* Start Task data *
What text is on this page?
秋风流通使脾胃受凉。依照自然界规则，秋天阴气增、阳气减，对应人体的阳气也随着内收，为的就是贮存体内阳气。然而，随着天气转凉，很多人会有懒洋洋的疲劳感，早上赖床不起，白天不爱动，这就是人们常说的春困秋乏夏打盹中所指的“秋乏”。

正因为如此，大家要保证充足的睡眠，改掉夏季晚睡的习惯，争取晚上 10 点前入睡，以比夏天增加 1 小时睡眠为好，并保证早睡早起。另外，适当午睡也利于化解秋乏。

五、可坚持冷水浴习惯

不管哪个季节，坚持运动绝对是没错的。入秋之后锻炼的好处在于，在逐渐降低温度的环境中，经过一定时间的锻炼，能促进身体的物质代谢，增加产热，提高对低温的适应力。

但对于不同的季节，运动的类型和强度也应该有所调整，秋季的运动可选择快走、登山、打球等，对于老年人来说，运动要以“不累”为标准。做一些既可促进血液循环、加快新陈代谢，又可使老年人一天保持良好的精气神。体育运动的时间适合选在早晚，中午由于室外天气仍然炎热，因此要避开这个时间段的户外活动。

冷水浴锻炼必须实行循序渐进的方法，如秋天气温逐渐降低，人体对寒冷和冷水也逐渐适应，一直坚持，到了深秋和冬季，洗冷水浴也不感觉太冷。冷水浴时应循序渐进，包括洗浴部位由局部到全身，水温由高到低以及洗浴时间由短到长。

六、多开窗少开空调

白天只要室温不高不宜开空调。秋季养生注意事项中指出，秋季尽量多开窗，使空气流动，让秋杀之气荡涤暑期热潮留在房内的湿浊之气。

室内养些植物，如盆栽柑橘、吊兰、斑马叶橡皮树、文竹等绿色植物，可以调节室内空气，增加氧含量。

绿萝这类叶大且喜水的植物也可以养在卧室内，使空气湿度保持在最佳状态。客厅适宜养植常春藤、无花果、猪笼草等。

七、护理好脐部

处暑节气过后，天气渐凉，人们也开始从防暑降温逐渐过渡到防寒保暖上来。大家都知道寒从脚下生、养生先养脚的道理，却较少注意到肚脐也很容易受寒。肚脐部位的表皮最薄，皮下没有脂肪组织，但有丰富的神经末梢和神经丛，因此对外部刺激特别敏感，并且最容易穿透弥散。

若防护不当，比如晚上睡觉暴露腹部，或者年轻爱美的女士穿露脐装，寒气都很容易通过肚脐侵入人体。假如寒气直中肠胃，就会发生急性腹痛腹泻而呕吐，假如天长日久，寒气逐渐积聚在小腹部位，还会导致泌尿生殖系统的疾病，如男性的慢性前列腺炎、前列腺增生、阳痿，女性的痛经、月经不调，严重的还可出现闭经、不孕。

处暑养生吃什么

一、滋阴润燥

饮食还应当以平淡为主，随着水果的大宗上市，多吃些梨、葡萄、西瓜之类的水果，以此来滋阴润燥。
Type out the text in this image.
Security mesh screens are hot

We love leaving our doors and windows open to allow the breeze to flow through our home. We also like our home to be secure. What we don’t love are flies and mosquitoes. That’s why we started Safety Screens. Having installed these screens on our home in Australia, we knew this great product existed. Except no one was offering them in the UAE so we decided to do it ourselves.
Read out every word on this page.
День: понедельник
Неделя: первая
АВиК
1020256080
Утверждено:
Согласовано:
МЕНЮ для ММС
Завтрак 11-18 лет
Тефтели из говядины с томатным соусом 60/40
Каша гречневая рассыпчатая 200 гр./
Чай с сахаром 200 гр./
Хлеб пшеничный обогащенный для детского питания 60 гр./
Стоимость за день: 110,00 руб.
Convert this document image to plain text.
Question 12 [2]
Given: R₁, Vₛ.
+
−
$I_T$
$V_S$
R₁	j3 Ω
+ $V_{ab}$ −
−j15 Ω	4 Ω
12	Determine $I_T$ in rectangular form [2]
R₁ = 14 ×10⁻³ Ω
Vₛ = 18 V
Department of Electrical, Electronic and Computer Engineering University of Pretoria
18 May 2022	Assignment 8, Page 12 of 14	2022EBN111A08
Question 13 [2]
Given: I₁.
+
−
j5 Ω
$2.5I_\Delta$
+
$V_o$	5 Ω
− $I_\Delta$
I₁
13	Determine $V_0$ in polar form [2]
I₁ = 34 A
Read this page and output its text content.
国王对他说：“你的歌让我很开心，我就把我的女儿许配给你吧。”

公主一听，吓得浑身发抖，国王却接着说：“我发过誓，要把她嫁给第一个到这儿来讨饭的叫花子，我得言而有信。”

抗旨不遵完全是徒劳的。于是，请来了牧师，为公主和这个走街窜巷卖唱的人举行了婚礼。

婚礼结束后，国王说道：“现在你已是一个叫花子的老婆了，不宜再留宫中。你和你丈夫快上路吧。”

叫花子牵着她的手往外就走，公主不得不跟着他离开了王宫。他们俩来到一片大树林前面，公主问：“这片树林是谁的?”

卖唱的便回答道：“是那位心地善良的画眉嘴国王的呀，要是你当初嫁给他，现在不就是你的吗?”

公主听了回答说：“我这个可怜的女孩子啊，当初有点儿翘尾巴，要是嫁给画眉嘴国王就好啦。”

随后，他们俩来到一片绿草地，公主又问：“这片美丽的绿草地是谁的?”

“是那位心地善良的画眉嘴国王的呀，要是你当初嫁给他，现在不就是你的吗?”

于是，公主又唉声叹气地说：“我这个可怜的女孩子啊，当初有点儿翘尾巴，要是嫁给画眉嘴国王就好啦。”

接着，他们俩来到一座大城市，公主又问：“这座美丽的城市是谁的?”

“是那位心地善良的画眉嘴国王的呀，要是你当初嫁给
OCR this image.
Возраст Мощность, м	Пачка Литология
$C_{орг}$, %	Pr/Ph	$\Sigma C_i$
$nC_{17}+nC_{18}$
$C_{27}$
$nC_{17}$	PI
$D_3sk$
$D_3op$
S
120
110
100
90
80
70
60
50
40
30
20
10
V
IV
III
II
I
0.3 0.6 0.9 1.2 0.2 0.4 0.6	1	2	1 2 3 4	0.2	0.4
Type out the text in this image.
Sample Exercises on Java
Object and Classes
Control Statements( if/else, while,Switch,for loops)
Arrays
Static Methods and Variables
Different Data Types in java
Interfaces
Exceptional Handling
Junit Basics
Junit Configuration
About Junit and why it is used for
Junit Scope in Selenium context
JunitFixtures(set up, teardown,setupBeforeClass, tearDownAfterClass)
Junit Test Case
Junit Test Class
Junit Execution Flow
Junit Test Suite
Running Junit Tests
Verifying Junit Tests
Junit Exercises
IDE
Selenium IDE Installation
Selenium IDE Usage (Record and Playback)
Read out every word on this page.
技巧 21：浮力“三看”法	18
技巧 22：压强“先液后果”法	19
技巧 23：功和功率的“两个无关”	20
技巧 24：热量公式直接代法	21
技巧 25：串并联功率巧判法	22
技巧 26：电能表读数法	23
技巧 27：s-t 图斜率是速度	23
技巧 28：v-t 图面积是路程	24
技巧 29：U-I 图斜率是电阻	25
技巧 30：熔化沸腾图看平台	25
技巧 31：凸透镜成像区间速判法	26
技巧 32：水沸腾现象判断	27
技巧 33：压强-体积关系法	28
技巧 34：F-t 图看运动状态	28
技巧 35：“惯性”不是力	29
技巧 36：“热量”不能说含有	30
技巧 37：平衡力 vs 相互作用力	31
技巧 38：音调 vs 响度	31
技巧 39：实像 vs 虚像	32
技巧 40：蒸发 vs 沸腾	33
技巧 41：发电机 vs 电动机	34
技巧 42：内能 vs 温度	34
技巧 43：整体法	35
* End Task data *
Exercise prompt>
Reproduce each entry exactly, leaving out nothing.

Written answer>
What text is on this page?
秋风流通使脾胃受凉。依照自然界规则，秋天阴气增、阳气减，对应人体的阳气也随着内收，为的就是贮存体内阳气。然而，随着天气转凉，很多人会有懒洋洋的疲劳感，早上赖床不起，白天不爱动，这就是人们常说的春困秋乏夏打盹中所指的“秋乏”。

正因为如此，大家要保证充足的睡眠，改掉夏季晚睡的习惯，争取晚上 10 点前入睡，以比夏天增加 1 小时睡眠为好，并保证早睡早起。另外，适当午睡也利于化解秋乏。

五、可坚持冷水浴习惯

不管哪个季节，坚持运动绝对是没错的。入秋之后锻炼的好处在于，在逐渐降低温度的环境中，经过一定时间的锻炼，能促进身体的物质代谢，增加产热，提高对低温的适应力。

但对于不同的季节，运动的类型和强度也应该有所调整，秋季的运动可选择快走、登山、打球等，对于老年人来说，运动要以“不累”为标准。做一些既可促进血液循环、加快新陈代谢，又可使老年人一天保持良好的精气神。体育运动的时间适合选在早晚，中午由于室外天气仍然炎热，因此要避开这个时间段的户外活动。

冷水浴锻炼必须实行循序渐进的方法，如秋天气温逐渐降低，人体对寒冷和冷水也逐渐适应，一直坚持，到了深秋和冬季，洗冷水浴也不感觉太冷。冷水浴时应循序渐进，包括洗浴部位由局部到全身，水温由高到低以及洗浴时间由短到长。

六、多开窗少开空调

白天只要室温不高不宜开空调。秋季养生注意事项中指出，秋季尽量多开窗，使空气流动，让秋杀之气荡涤暑期热潮留在房内的湿浊之气。

室内养些植物，如盆栽柑橘、吊兰、斑马叶橡皮树、文竹等绿色植物，可以调节室内空气，增加氧含量。

绿萝这类叶大且喜水的植物也可以养在卧室内，使空气湿度保持在最佳状态。客厅适宜养植常春藤、无花果、猪笼草等。

七、护理好脐部

处暑节气过后，天气渐凉，人们也开始从防暑降温逐渐过渡到防寒保暖上来。大家都知道寒从脚下生、养生先养脚的道理，却较少注意到肚脐也很容易受寒。肚脐部位的表皮最薄，皮下没有脂肪组织，但有丰富的神经末梢和神经丛，因此对外部刺激特别敏感，并且最容易穿透弥散。

若防护不当，比如晚上睡觉暴露腹部，或者年轻爱美的女士穿露脐装，寒气都很容易通过肚脐侵入人体。假如寒气直中肠胃，就会发生急性腹痛腹泻而呕吐，假如天长日久，寒气逐渐积聚在小腹部位，还会导致泌尿生殖系统的疾病，如男性的慢性前列腺炎、前列腺增生、阳痿，女性的痛经、月经不调，严重的还可出现闭经、不孕。

处暑养生吃什么

一、滋阴润燥

饮食还应当以平淡为主，随着水果的大宗上市，多吃些梨、葡萄、西瓜之类的水果，以此来滋阴润燥。
Type out the text in this image.
Security mesh screens are hot

We love leaving our doors and windows open to allow the breeze to flow through our home. We also like our home to be secure. What we don’t love are flies and mosquitoes. That’s why we started Safety Screens. Having installed these screens on our home in Australia, we knew this great product existed. Except no one was offering them in the UAE so we decided to do it ourselves.
Read out every word on this page.
День: понедельник
Неделя: первая
АВиК
1020256080
Утверждено:
Согласовано:
МЕНЮ для ММС
Завтрак 11-18 лет
Тефтели из говядины с томатным соусом 60/40
Каша гречневая рассыпчатая 200 гр./
Чай с сахаром 200 гр./
Хлеб пшеничный обогащенный для детского питания 60 гр./
Стоимость за день: 110,00 руб.
Convert this document image to plain text.
Question 12 [2]
Given: R₁, Vₛ.
+
−
$I_T$
$V_S$
R₁	j3 Ω
+ $V_{ab}$ −
−j15 Ω	4 Ω
12	Determine $I_T$ in rectangular form [2]
R₁ = 14 ×10⁻³ Ω
Vₛ = 18 V
Department of Electrical, Electronic and Computer Engineering University of Pretoria
18 May 2022	Assignment 8, Page 12 of 14	2022EBN111A08
Question 13 [2]
Given: I₁.
+
−
j5 Ω
$2.5I_\Delta$
+
$V_o$	5 Ω
− $I_\Delta$
I₁
13	Determine $V_0$ in polar form [2]
I₁ = 34 A
Read this page and output its text content.
国王对他说：“你的歌让我很开心，我就把我的女儿许配给你吧。”

公主一听，吓得浑身发抖，国王却接着说：“我发过誓，要把她嫁给第一个到这儿来讨饭的叫花子，我得言而有信。”

抗旨不遵完全是徒劳的。于是，请来了牧师，为公主和这个走街窜巷卖唱的人举行了婚礼。

婚礼结束后，国王说道：“现在你已是一个叫花子的老婆了，不宜再留宫中。你和你丈夫快上路吧。”

叫花子牵着她的手往外就走，公主不得不跟着他离开了王宫。他们俩来到一片大树林前面，公主问：“这片树林是谁的?”

卖唱的便回答道：“是那位心地善良的画眉嘴国王的呀，要是你当初嫁给他，现在不就是你的吗?”

公主听了回答说：“我这个可怜的女孩子啊，当初有点儿翘尾巴，要是嫁给画眉嘴国王就好啦。”

随后，他们俩来到一片绿草地，公主又问：“这片美丽的绿草地是谁的?”

“是那位心地善良的画眉嘴国王的呀，要是你当初嫁给他，现在不就是你的吗?”

于是，公主又唉声叹气地说：“我这个可怜的女孩子啊，当初有点儿翘尾巴，要是嫁给画眉嘴国王就好啦。”

接着，他们俩来到一座大城市，公主又问：“这座美丽的城市是谁的?”

“是那位心地善良的画眉嘴国王的呀，要是你当初嫁给
OCR this image.
Возраст Мощность, м	Пачка Литология
$C_{орг}$, %	Pr/Ph	$\Sigma C_i$
$nC_{17}+nC_{18}$
$C_{27}$
$nC_{17}$	PI
$D_3sk$
$D_3op$
S
120
110
100
90
80
70
60
50
40
30
20
10
V
IV
III
II
I
0.3 0.6 0.9 1.2 0.2 0.4 0.6	1	2	1 2 3 4	0.2	0.4
Type out the text in this image.
Sample Exercises on Java
Object and Classes
Control Statements( if/else, while,Switch,for loops)
Arrays
Static Methods and Variables
Different Data Types in java
Interfaces
Exceptional Handling
Junit Basics
Junit Configuration
About Junit and why it is used for
Junit Scope in Selenium context
JunitFixtures(set up, teardown,setupBeforeClass, tearDownAfterClass)
Junit Test Case
Junit Test Class
Junit Execution Flow
Junit Test Suite
Running Junit Tests
Verifying Junit Tests
Junit Exercises
IDE
Selenium IDE Installation
Selenium IDE Usage (Record and Playback)
Read out every word on this page.
技巧 21：浮力“三看”法	18
技巧 22：压强“先液后果”法	19
技巧 23：功和功率的“两个无关”	20
技巧 24：热量公式直接代法	21
技巧 25：串并联功率巧判法	22
技巧 26：电能表读数法	23
技巧 27：s-t 图斜率是速度	23
技巧 28：v-t 图面积是路程	24
技巧 29：U-I 图斜率是电阻	25
技巧 30：熔化沸腾图看平台	25
技巧 31：凸透镜成像区间速判法	26
技巧 32：水沸腾现象判断	27
技巧 33：压强-体积关系法	28
技巧 34：F-t 图看运动状态	28
技巧 35：“惯性”不是力	29
技巧 36：“热量”不能说含有	30
技巧 37：平衡力 vs 相互作用力	31
技巧 38：音调 vs 响度	31
技巧 39：实像 vs 虚像	32
技巧 40：蒸发 vs 沸腾	33
技巧 41：发电机 vs 电动机	34
技巧 42：内能 vs 温度	34
技巧 43：整体法	35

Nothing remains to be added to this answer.